### [Your task]
Find the number of lines in these records where the word "Голицынъ" appears. Reply with that number and nothing more.

### [Source material]
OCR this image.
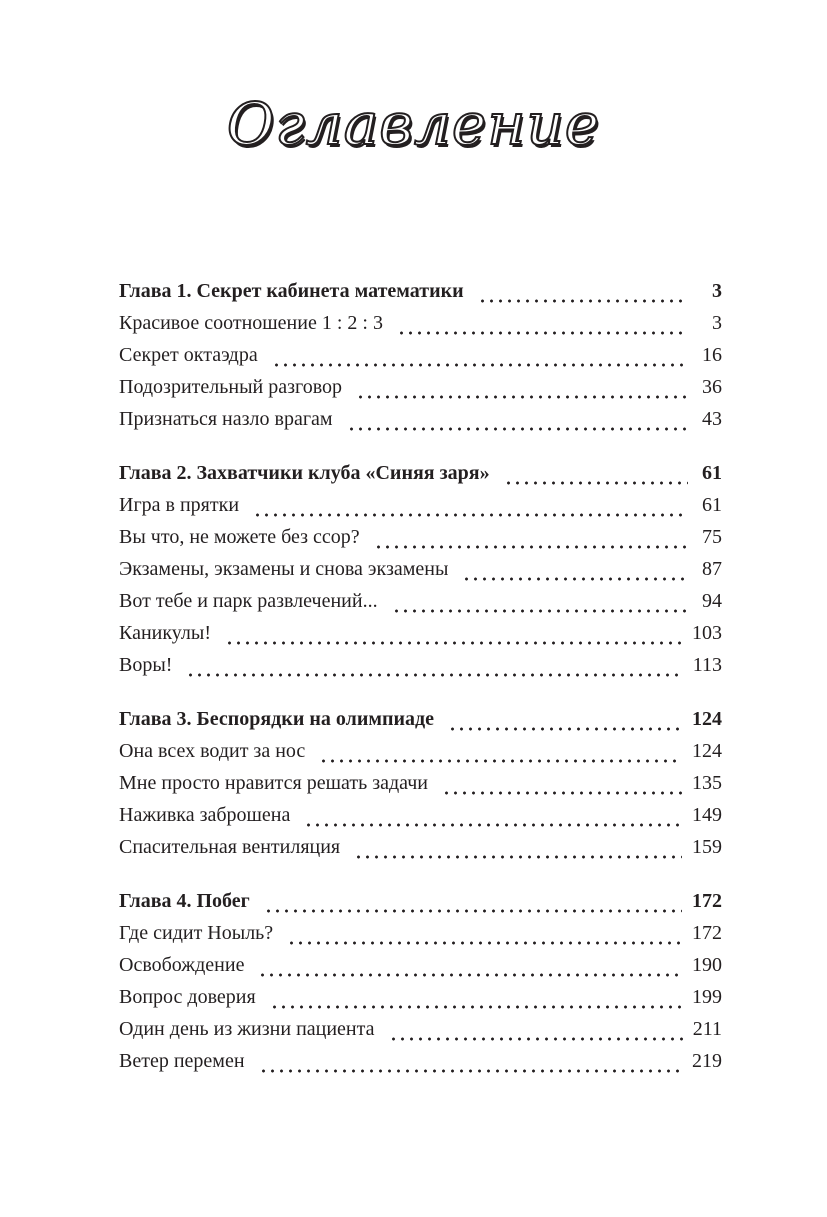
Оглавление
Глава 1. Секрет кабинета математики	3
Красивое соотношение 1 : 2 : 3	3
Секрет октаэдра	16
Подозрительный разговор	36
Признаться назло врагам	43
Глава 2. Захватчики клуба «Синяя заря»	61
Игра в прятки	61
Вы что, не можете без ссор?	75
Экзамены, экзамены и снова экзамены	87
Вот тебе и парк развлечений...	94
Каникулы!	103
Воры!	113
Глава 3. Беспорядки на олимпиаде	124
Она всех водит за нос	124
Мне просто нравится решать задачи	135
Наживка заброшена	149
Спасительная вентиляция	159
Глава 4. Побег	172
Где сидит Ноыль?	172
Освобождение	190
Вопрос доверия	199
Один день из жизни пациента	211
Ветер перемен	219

---

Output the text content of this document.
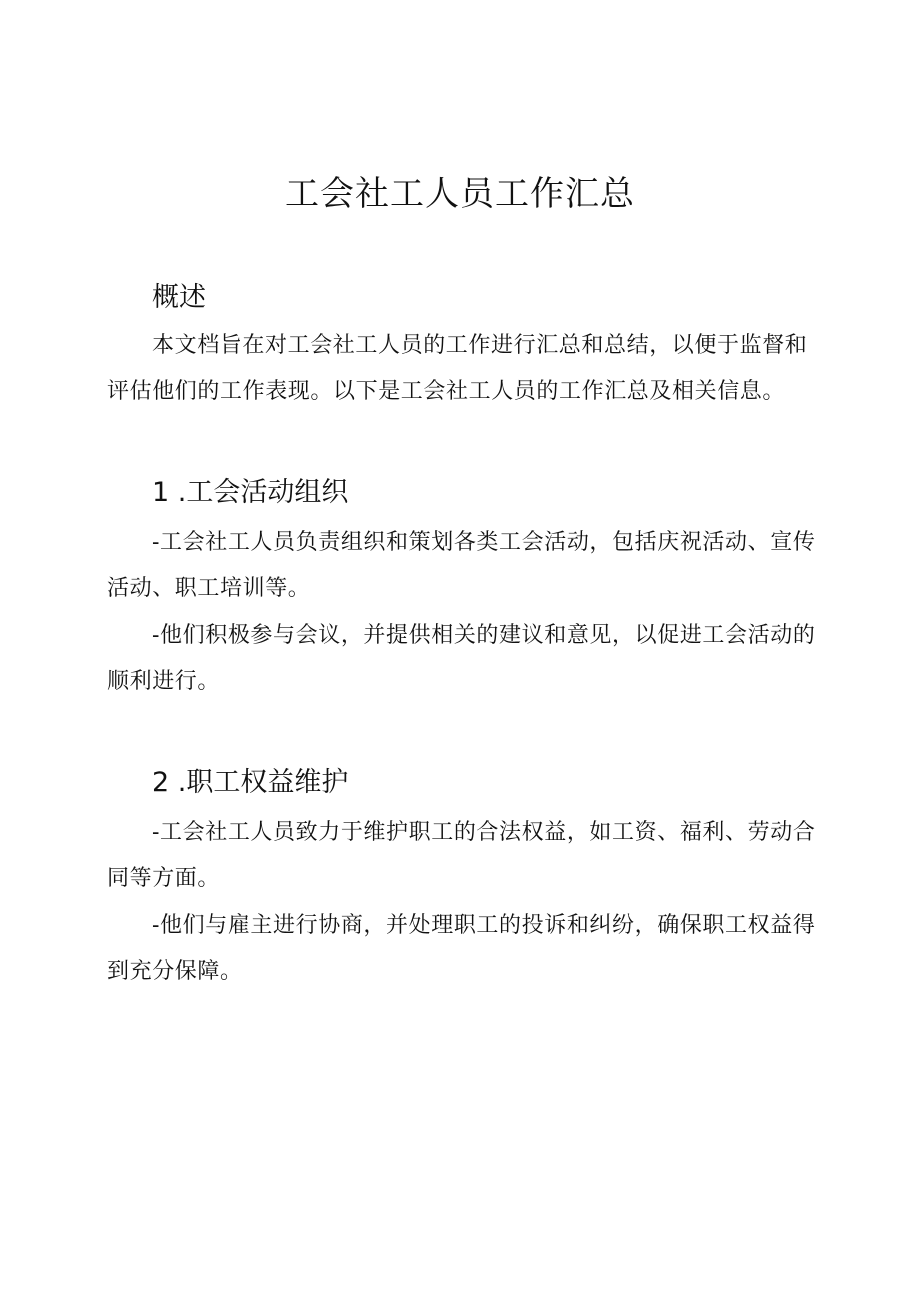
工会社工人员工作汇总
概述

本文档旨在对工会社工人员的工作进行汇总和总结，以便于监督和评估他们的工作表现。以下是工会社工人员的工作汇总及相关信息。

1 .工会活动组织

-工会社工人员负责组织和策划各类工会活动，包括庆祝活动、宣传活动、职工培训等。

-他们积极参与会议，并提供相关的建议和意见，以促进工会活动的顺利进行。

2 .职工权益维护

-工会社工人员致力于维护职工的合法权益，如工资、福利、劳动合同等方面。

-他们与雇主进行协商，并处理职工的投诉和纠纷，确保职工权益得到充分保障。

==

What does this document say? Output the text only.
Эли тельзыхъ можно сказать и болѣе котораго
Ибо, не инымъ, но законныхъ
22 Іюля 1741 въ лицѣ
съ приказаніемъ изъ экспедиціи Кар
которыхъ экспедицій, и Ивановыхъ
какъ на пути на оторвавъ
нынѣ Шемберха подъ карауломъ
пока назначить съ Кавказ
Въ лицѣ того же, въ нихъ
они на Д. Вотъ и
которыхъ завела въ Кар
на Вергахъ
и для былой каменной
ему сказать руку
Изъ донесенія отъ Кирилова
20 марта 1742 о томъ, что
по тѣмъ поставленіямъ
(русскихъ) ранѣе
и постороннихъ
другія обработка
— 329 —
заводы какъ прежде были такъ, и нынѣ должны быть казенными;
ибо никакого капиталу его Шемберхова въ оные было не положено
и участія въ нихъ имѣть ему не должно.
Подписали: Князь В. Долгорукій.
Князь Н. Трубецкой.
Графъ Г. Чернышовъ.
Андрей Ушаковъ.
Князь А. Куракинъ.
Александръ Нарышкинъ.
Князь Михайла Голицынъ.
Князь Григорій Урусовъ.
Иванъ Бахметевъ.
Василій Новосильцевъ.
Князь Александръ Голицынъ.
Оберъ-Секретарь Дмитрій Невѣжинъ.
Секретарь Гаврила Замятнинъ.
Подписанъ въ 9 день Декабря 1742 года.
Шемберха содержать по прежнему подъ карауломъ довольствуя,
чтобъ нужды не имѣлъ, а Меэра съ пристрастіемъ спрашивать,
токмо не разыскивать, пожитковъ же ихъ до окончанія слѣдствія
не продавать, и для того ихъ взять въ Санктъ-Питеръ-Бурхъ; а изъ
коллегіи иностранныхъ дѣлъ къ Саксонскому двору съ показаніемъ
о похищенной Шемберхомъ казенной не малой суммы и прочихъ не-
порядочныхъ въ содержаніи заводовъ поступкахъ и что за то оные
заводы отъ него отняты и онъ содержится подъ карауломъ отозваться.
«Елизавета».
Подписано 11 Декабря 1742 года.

### [Response to the exercise]
2